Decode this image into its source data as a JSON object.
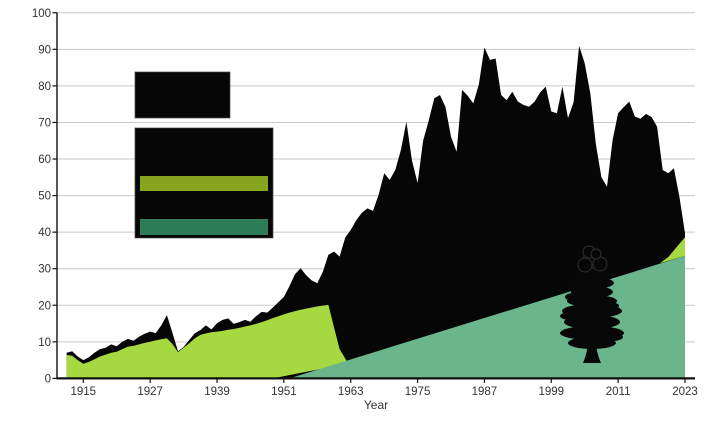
{
  "chart_data": {
    "type": "area",
    "title": "",
    "xlabel": "Year",
    "ylabel": "",
    "xlim": [
      1910.3,
      2024.8
    ],
    "ylim": [
      0,
      100
    ],
    "grid": true,
    "x_ticks": [
      1915,
      1927,
      1939,
      1951,
      1963,
      1975,
      1987,
      1999,
      2011,
      2023
    ],
    "y_ticks": [
      0,
      10,
      20,
      30,
      40,
      50,
      60,
      70,
      80,
      90,
      100
    ],
    "series": [
      {
        "name": "black-total-area",
        "color": "#060606",
        "top": [
          [
            1912,
            7.0
          ],
          [
            1913,
            7.4
          ],
          [
            1914,
            6.0
          ],
          [
            1915,
            5.0
          ],
          [
            1916,
            5.8
          ],
          [
            1917,
            7.0
          ],
          [
            1918,
            8.0
          ],
          [
            1919,
            8.4
          ],
          [
            1920,
            9.3
          ],
          [
            1921,
            8.8
          ],
          [
            1922,
            10.0
          ],
          [
            1923,
            10.8
          ],
          [
            1924,
            10.3
          ],
          [
            1925,
            11.4
          ],
          [
            1926,
            12.2
          ],
          [
            1927,
            12.8
          ],
          [
            1928,
            12.4
          ],
          [
            1929,
            14.5
          ],
          [
            1930,
            17.3
          ],
          [
            1931,
            12.5
          ],
          [
            1932,
            7.4
          ],
          [
            1933,
            8.6
          ],
          [
            1934,
            10.5
          ],
          [
            1935,
            12.3
          ],
          [
            1936,
            13.2
          ],
          [
            1937,
            14.5
          ],
          [
            1938,
            13.4
          ],
          [
            1939,
            15.1
          ],
          [
            1940,
            16.0
          ],
          [
            1941,
            16.4
          ],
          [
            1942,
            14.9
          ],
          [
            1943,
            15.4
          ],
          [
            1944,
            16.0
          ],
          [
            1945,
            15.5
          ],
          [
            1946,
            17.0
          ],
          [
            1947,
            18.2
          ],
          [
            1948,
            18.0
          ],
          [
            1949,
            19.3
          ],
          [
            1950,
            20.8
          ],
          [
            1951,
            22.3
          ],
          [
            1952,
            25.2
          ],
          [
            1953,
            28.5
          ],
          [
            1954,
            30.1
          ],
          [
            1955,
            28.2
          ],
          [
            1956,
            26.8
          ],
          [
            1957,
            26.0
          ],
          [
            1958,
            29.2
          ],
          [
            1959,
            33.8
          ],
          [
            1960,
            34.7
          ],
          [
            1961,
            33.3
          ],
          [
            1962,
            38.5
          ],
          [
            1963,
            40.6
          ],
          [
            1964,
            43.3
          ],
          [
            1965,
            45.3
          ],
          [
            1966,
            46.5
          ],
          [
            1967,
            45.8
          ],
          [
            1968,
            50.2
          ],
          [
            1969,
            56.1
          ],
          [
            1970,
            54.3
          ],
          [
            1971,
            57.0
          ],
          [
            1972,
            62.5
          ],
          [
            1973,
            70.2
          ],
          [
            1974,
            59.5
          ],
          [
            1975,
            53.4
          ],
          [
            1976,
            65.0
          ],
          [
            1977,
            70.5
          ],
          [
            1978,
            76.6
          ],
          [
            1979,
            77.5
          ],
          [
            1980,
            74.3
          ],
          [
            1981,
            66.1
          ],
          [
            1982,
            62.0
          ],
          [
            1983,
            78.9
          ],
          [
            1984,
            77.3
          ],
          [
            1985,
            75.2
          ],
          [
            1986,
            80.5
          ],
          [
            1987,
            90.5
          ],
          [
            1988,
            87.1
          ],
          [
            1989,
            87.5
          ],
          [
            1990,
            77.5
          ],
          [
            1991,
            76.1
          ],
          [
            1992,
            78.4
          ],
          [
            1993,
            75.7
          ],
          [
            1994,
            74.8
          ],
          [
            1995,
            74.3
          ],
          [
            1996,
            75.7
          ],
          [
            1997,
            78.2
          ],
          [
            1998,
            79.8
          ],
          [
            1999,
            73.0
          ],
          [
            2000,
            72.5
          ],
          [
            2001,
            79.8
          ],
          [
            2002,
            71.2
          ],
          [
            2003,
            75.5
          ],
          [
            2004,
            91.0
          ],
          [
            2005,
            86.2
          ],
          [
            2006,
            78.0
          ],
          [
            2007,
            64.0
          ],
          [
            2008,
            55.0
          ],
          [
            2009,
            52.4
          ],
          [
            2010,
            65.2
          ],
          [
            2011,
            72.5
          ],
          [
            2012,
            74.2
          ],
          [
            2013,
            75.7
          ],
          [
            2014,
            71.6
          ],
          [
            2015,
            71.0
          ],
          [
            2016,
            72.3
          ],
          [
            2017,
            71.5
          ],
          [
            2018,
            68.8
          ],
          [
            2019,
            57.0
          ],
          [
            2020,
            56.1
          ],
          [
            2021,
            57.5
          ],
          [
            2022,
            49.7
          ],
          [
            2023,
            39.7
          ]
        ]
      },
      {
        "name": "light-green-band",
        "color": "#a6d83f",
        "top": [
          [
            1912,
            6.4
          ],
          [
            1913,
            6.2
          ],
          [
            1914,
            5.0
          ],
          [
            1915,
            4.0
          ],
          [
            1916,
            4.5
          ],
          [
            1917,
            5.2
          ],
          [
            1918,
            6.0
          ],
          [
            1919,
            6.5
          ],
          [
            1920,
            7.0
          ],
          [
            1921,
            7.3
          ],
          [
            1922,
            8.0
          ],
          [
            1923,
            8.7
          ],
          [
            1924,
            8.9
          ],
          [
            1925,
            9.3
          ],
          [
            1926,
            9.7
          ],
          [
            1927,
            10.0
          ],
          [
            1928,
            10.4
          ],
          [
            1929,
            10.7
          ],
          [
            1930,
            11.0
          ],
          [
            1931,
            9.4
          ],
          [
            1932,
            7.2
          ],
          [
            1933,
            8.4
          ],
          [
            1934,
            9.6
          ],
          [
            1935,
            10.9
          ],
          [
            1936,
            11.9
          ],
          [
            1937,
            12.3
          ],
          [
            1938,
            12.6
          ],
          [
            1939,
            12.8
          ],
          [
            1940,
            13.0
          ],
          [
            1941,
            13.3
          ],
          [
            1942,
            13.5
          ],
          [
            1943,
            13.8
          ],
          [
            1944,
            14.2
          ],
          [
            1945,
            14.5
          ],
          [
            1946,
            14.9
          ],
          [
            1947,
            15.4
          ],
          [
            1948,
            15.9
          ],
          [
            1949,
            16.5
          ],
          [
            1950,
            17.0
          ],
          [
            1951,
            17.5
          ],
          [
            1952,
            18.0
          ],
          [
            1953,
            18.4
          ],
          [
            1954,
            18.8
          ],
          [
            1955,
            19.1
          ],
          [
            1956,
            19.4
          ],
          [
            1957,
            19.7
          ],
          [
            1958,
            19.9
          ],
          [
            1959,
            20.1
          ],
          [
            1960,
            14.0
          ],
          [
            1961,
            8.0
          ],
          [
            1962.5,
            4.2
          ]
        ],
        "bottom": [
          [
            1912,
            0
          ],
          [
            1949,
            0
          ],
          [
            1953,
            1.2
          ],
          [
            1957,
            2.4
          ],
          [
            1960,
            3.3
          ],
          [
            1962.5,
            4.2
          ]
        ]
      },
      {
        "name": "light-green-end-wedge",
        "color": "#a6d83f",
        "top": [
          [
            2018.5,
            31.5
          ],
          [
            2020,
            33.2
          ],
          [
            2021,
            35.0
          ],
          [
            2022,
            36.8
          ],
          [
            2023,
            38.6
          ]
        ],
        "bottom": [
          [
            2018.5,
            31.5
          ],
          [
            2023,
            33.5
          ]
        ]
      },
      {
        "name": "teal-triangle",
        "color": "#6ab58c",
        "top": [
          [
            1952,
            0
          ],
          [
            2023,
            33.5
          ]
        ]
      }
    ],
    "legend": {
      "position": "upper-left-inside-plot",
      "box1": {
        "name": "black-area-swatch",
        "fill": "#060606"
      },
      "box2": {
        "name": "striped-swatch-box",
        "fill": "#060606",
        "stripe1_color": "#87a41e",
        "stripe2_color": "#2f7d58"
      }
    }
  },
  "colors": {
    "background": "#ffffff",
    "grid": "#c9c9c9",
    "axis": "#111111",
    "tick_text": "#333333",
    "tree": "#070707",
    "tree_outline": "#2f2f2f"
  }
}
•••
WHAT YOU HAVE TO DO –
Among these entries, how many lines include the string "swatch"? Reply with the number by itself.

ANSWER TO THIS TASK –
2